» What the exercise asks: Copy out the records word for word, from their first line through the line that contains "status-bar-right-icons: 98% 16:31", including both of those lines.

» Dataset content:
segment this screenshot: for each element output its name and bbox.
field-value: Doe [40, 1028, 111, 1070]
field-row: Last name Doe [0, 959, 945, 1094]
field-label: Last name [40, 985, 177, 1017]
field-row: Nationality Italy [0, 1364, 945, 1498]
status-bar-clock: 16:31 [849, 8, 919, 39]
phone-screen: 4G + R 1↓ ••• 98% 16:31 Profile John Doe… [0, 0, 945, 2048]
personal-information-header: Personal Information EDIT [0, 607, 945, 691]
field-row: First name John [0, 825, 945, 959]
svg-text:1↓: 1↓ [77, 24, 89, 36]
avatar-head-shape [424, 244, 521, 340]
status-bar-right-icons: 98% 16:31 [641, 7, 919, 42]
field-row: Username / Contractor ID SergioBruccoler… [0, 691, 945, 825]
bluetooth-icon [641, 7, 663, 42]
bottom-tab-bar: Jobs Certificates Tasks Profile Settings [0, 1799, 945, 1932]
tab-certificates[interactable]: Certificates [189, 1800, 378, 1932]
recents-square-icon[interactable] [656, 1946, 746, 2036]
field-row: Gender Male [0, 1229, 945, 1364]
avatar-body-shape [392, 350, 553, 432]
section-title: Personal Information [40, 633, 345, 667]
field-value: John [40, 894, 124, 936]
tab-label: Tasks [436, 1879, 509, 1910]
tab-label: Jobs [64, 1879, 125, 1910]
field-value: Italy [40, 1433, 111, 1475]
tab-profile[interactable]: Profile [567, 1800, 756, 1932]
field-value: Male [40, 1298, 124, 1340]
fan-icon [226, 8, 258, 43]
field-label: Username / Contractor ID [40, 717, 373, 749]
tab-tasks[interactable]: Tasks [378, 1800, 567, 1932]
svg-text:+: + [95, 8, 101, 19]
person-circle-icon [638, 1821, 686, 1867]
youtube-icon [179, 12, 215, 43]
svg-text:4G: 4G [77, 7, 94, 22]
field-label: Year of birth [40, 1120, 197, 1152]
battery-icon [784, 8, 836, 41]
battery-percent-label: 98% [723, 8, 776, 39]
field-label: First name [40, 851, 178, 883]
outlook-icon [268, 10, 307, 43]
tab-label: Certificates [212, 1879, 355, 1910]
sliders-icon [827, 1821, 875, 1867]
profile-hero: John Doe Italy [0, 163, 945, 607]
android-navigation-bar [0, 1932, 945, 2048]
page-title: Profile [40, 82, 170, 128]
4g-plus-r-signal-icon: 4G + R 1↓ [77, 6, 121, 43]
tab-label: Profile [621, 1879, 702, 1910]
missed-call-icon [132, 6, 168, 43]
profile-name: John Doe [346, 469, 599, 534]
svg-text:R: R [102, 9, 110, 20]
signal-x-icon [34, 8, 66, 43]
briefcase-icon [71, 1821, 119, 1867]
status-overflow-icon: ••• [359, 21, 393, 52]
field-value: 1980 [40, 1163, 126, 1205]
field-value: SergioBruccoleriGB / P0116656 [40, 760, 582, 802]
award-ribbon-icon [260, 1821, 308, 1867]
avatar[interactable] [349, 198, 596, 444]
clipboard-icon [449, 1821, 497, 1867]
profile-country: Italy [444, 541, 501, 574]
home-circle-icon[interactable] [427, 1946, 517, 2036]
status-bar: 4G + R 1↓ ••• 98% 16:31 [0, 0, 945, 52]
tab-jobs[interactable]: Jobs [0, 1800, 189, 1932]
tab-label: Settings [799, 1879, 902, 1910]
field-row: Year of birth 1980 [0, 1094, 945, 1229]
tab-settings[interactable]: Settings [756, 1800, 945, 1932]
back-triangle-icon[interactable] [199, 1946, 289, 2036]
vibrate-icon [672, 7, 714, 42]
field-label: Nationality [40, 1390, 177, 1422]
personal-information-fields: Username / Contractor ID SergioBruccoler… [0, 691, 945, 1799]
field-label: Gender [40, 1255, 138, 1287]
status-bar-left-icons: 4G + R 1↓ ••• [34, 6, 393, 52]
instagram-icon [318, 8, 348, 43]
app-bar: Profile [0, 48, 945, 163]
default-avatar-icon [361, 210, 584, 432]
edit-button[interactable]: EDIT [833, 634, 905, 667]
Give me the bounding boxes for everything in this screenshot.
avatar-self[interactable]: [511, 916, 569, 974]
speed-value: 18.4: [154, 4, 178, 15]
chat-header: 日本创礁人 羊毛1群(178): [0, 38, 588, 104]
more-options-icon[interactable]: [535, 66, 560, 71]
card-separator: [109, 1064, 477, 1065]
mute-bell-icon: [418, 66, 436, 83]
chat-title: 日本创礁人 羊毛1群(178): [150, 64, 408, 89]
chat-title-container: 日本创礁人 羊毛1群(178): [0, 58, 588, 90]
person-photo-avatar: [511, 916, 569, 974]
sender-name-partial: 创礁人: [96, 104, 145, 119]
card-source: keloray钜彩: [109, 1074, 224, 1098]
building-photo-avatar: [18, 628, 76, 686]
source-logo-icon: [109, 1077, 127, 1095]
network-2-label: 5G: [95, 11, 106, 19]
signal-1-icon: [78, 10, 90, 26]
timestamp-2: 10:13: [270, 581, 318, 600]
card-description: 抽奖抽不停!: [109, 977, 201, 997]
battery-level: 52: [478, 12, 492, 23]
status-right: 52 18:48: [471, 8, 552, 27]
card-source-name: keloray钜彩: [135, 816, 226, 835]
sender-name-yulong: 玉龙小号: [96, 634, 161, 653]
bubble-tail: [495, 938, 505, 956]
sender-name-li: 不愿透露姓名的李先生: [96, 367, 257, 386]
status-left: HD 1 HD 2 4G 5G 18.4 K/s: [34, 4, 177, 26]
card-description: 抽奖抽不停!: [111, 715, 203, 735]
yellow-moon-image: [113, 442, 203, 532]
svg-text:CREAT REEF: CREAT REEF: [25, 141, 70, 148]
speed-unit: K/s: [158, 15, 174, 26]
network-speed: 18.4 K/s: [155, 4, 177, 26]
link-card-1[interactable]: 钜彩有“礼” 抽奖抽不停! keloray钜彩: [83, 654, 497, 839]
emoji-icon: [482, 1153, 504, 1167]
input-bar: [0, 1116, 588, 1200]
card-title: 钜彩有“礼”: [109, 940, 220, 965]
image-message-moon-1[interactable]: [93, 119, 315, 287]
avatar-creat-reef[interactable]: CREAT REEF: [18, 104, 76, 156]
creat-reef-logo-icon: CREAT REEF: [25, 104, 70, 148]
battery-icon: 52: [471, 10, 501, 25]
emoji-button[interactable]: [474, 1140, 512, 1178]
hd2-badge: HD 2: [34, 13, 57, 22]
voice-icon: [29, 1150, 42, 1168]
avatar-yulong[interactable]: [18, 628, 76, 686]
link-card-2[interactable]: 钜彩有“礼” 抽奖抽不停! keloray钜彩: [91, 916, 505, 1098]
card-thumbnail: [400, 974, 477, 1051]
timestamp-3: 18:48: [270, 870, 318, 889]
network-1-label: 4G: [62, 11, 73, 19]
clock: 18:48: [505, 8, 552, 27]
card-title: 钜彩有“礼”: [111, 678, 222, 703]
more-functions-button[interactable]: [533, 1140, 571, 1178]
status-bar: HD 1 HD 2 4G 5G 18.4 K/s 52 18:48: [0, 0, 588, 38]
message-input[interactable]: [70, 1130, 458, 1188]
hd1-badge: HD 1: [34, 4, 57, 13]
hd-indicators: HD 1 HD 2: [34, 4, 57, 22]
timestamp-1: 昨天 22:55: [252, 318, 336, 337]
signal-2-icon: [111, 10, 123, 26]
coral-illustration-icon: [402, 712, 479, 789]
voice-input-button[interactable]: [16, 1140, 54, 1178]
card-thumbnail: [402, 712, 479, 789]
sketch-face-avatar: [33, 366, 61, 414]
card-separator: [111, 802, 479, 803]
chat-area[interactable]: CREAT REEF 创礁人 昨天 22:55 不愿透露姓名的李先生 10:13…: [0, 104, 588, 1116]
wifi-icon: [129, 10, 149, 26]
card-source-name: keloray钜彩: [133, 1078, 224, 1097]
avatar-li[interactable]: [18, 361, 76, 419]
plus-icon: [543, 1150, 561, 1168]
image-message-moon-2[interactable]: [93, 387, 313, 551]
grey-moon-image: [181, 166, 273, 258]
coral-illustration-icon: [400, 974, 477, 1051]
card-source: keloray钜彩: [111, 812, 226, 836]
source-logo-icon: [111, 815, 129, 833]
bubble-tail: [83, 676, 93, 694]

» Expected output:
segment this screenshot: for each element output its name and bbox.
field-value: Doe [40, 1028, 111, 1070]
field-row: Last name Doe [0, 959, 945, 1094]
field-label: Last name [40, 985, 177, 1017]
field-row: Nationality Italy [0, 1364, 945, 1498]
status-bar-clock: 16:31 [849, 8, 919, 39]
phone-screen: 4G + R 1↓ ••• 98% 16:31 Profile John Doe… [0, 0, 945, 2048]
personal-information-header: Personal Information EDIT [0, 607, 945, 691]
field-row: First name John [0, 825, 945, 959]
svg-text:1↓: 1↓ [77, 24, 89, 36]
avatar-head-shape [424, 244, 521, 340]
status-bar-right-icons: 98% 16:31 [641, 7, 919, 42]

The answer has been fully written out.